**Instrução**
Por favor, reescreva o trecho do texto sobre o Marechal Plaza começando em "Decidi ontem à" e seguindo até "os últimos suspiros.", trocando "repórter" por "jornalista".

Economia

Quem vai mesmo ocupar o
espaço do Marechal Plaza?

DANIEL LIMA - 13/12/2023

Decidi ontem à tarde desafiar meu corpo e voltar ao passado de repórter incansável que sempre fui. Resolvi ir ao Marechal Plaza Shopping, na rua Marechal de Deodoro, em São Bernardo. O Marechal Shopping, de fato uma galeria, vai ser fechado. Está vivendo os últimos suspiros.  

A partir de janeiro não sobrará um inquilino sequer. O que será daquelas duas dezenas de lojas e daquela gigantesca estrutura de dois pavimentos para estacionamento de veículos? Eis o desafio posto. Quero saber e vou saber o que estaria reservado, mas não me importo se algum repórter cumprir obrigação de repórter e revelar primeiro.  

Certo é que não vou dizer hoje o que acho estratégico para chegar à resposta. Até mesmo porque tenho algumas entrevistas a fazer. Ainda há muita especulação entre lojistas e vizinhança. Falam de tudo sobre o que substituirá o Marechal Plaza. Só não garantem que seria uma versão popular do Bahamas.

Registros de anotação espacial:
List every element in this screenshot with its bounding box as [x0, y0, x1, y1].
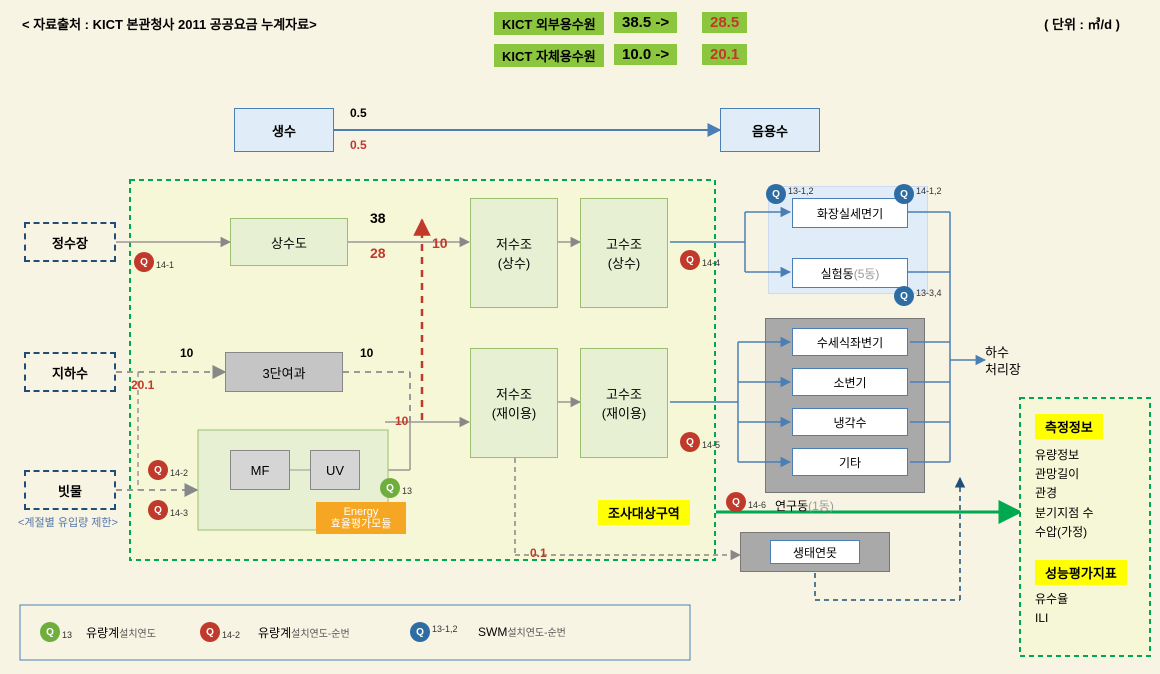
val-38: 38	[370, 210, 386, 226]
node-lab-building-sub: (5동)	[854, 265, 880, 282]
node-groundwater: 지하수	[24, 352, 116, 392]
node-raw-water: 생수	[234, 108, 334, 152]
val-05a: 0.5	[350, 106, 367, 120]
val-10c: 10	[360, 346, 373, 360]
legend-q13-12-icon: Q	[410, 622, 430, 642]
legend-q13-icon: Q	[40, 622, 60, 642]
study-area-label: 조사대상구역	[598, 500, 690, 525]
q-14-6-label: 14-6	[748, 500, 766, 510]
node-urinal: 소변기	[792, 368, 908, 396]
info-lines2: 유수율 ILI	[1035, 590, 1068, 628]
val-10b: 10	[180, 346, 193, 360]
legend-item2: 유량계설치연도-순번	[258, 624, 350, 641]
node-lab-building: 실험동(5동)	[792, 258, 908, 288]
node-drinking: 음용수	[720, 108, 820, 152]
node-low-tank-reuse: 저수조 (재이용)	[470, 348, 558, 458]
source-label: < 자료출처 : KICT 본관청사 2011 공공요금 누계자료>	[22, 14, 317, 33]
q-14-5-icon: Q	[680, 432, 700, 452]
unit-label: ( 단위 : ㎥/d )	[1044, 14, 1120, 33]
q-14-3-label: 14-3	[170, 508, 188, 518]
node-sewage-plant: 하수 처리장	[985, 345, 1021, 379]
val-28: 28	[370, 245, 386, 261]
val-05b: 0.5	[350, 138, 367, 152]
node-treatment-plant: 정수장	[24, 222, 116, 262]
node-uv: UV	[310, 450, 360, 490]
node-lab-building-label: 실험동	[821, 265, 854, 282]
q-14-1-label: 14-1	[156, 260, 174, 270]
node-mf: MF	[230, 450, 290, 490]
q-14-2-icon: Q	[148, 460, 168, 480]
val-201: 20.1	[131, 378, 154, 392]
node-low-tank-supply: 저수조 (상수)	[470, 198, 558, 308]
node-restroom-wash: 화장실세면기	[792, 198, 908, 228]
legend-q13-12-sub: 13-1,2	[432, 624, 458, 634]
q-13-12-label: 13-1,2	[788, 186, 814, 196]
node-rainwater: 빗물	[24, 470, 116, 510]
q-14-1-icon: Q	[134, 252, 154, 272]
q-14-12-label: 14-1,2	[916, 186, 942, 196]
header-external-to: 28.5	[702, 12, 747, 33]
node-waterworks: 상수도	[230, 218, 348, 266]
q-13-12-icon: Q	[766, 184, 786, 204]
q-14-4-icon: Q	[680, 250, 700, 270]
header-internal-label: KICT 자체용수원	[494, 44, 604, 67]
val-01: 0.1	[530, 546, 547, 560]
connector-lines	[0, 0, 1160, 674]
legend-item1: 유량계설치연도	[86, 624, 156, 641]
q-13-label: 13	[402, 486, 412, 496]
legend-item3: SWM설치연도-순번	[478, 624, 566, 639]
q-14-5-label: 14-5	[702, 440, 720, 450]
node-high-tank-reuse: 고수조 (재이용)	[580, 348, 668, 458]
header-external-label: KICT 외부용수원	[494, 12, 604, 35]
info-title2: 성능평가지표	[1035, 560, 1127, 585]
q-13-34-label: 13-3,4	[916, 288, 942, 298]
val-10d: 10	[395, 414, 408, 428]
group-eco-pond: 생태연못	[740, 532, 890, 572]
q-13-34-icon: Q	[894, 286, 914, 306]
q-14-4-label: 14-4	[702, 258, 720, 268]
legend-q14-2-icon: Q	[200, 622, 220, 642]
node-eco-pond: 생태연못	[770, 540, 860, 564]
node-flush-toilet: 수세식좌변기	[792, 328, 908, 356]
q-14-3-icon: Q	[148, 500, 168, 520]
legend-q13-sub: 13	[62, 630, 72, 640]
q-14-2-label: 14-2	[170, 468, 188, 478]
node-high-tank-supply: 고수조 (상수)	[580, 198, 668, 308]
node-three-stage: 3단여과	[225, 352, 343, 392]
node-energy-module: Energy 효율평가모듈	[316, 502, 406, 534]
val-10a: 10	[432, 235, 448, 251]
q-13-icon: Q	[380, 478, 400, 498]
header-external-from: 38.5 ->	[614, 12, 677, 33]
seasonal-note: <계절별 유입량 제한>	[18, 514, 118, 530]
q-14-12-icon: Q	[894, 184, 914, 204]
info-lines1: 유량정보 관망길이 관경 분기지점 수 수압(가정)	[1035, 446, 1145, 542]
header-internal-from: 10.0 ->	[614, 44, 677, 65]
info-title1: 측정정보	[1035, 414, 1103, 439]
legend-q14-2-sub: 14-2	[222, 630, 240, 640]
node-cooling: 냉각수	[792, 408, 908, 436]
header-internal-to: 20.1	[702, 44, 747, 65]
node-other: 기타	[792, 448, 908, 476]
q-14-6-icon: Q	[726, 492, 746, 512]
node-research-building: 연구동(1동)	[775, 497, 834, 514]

**Resultado abaixo**
Decidi ontem à tarde desafiar meu corpo e voltar ao passado de jornalista incansável que sempre fui. Resolvi ir ao Marechal Plaza Shopping, na rua Marechal de Deodoro, em São Bernardo. O Marechal Shopping, de fato uma galeria, vai ser fechado. Está vivendo os últimos suspiros.